Extract each line of the data below exactly as written.

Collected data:
+ + +
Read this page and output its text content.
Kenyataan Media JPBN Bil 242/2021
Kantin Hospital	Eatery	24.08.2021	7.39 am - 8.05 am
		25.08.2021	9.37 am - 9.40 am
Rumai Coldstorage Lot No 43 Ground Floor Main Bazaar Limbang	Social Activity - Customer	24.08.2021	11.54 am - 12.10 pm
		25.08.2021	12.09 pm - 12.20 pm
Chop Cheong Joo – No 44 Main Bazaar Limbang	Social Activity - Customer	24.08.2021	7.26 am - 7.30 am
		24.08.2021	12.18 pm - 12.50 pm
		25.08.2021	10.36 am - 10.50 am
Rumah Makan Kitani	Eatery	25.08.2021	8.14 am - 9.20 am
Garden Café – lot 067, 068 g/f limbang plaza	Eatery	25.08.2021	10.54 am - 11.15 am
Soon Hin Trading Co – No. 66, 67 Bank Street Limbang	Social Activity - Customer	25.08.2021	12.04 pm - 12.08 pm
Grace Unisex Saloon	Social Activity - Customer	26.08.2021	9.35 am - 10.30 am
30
+ + +
RESPONSE TO THIS TASK:
Read this page and output its text content.
Kenyataan Media JPBN Bil 242/2021
Kantin Hospital	Eatery	24.08.2021	7.39 am - 8.05 am
		25.08.2021	9.37 am - 9.40 am
Rumai Coldstorage Lot No 43 Ground Floor Main Bazaar Limbang	Social Activity - Customer	24.08.2021	11.54 am - 12.10 pm
		25.08.2021	12.09 pm - 12.20 pm
Chop Cheong Joo – No 44 Main Bazaar Limbang	Social Activity - Customer	24.08.2021	7.26 am - 7.30 am
		24.08.2021	12.18 pm - 12.50 pm
		25.08.2021	10.36 am - 10.50 am
Rumah Makan Kitani	Eatery	25.08.2021	8.14 am - 9.20 am
Garden Café – lot 067, 068 g/f limbang plaza	Eatery	25.08.2021	10.54 am - 11.15 am
Soon Hin Trading Co – No. 66, 67 Bank Street Limbang	Social Activity - Customer	25.08.2021	12.04 pm - 12.08 pm
Grace Unisex Saloon	Social Activity - Customer	26.08.2021	9.35 am - 10.30 am
30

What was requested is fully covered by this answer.